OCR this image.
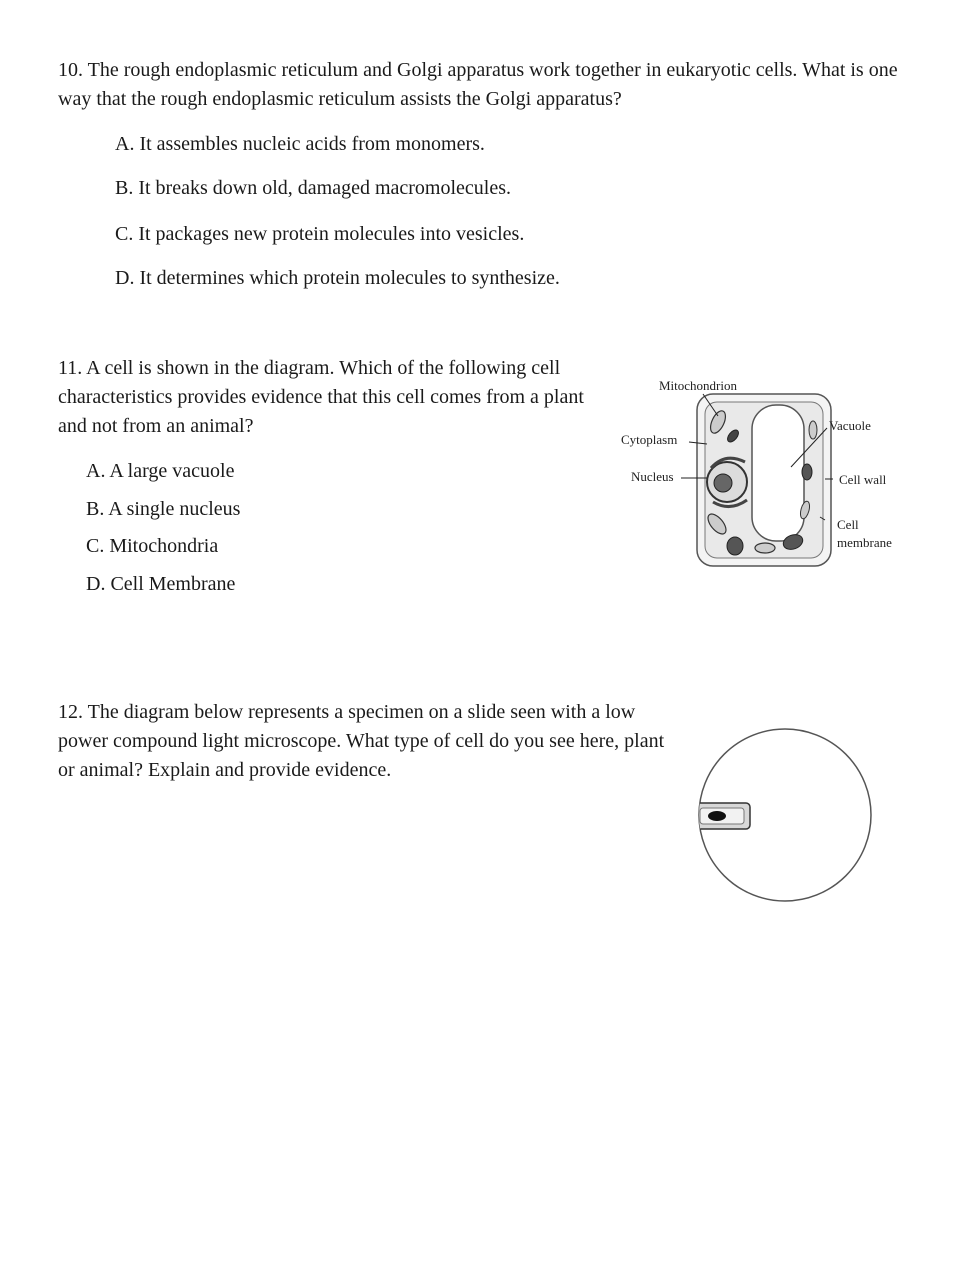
10. The rough endoplasmic reticulum and Golgi apparatus work together in eukaryotic cells. What is one way that the rough endoplasmic reticulum assists the Golgi apparatus?

A. It assembles nucleic acids from monomers.
B. It breaks down old, damaged macromolecules.
C. It packages new protein molecules into vesicles.
D. It determines which protein molecules to synthesize.

11. A cell is shown in the diagram. Which of the following cell characteristics provides evidence that this cell comes from a plant and not from an animal?

A. A large vacuole
B. A single nucleus
C. Mitochondria
D. Cell Membrane
Mitochondrion
Vacuole
Cytoplasm
Nucleus	Cell wall
Cell
membrane

12. The diagram below represents a specimen on a slide seen with a low power compound light microscope. What type of cell do you see here, plant or animal? Explain and provide evidence.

○ ○ ○ ○

> [WHAT IS NEEDED] Look through the listing above and copy each line where the string "protein" occurs.

> [EXERCISE SOLUTION]
C. It packages new protein molecules into vesicles.
D. It determines which protein molecules to synthesize.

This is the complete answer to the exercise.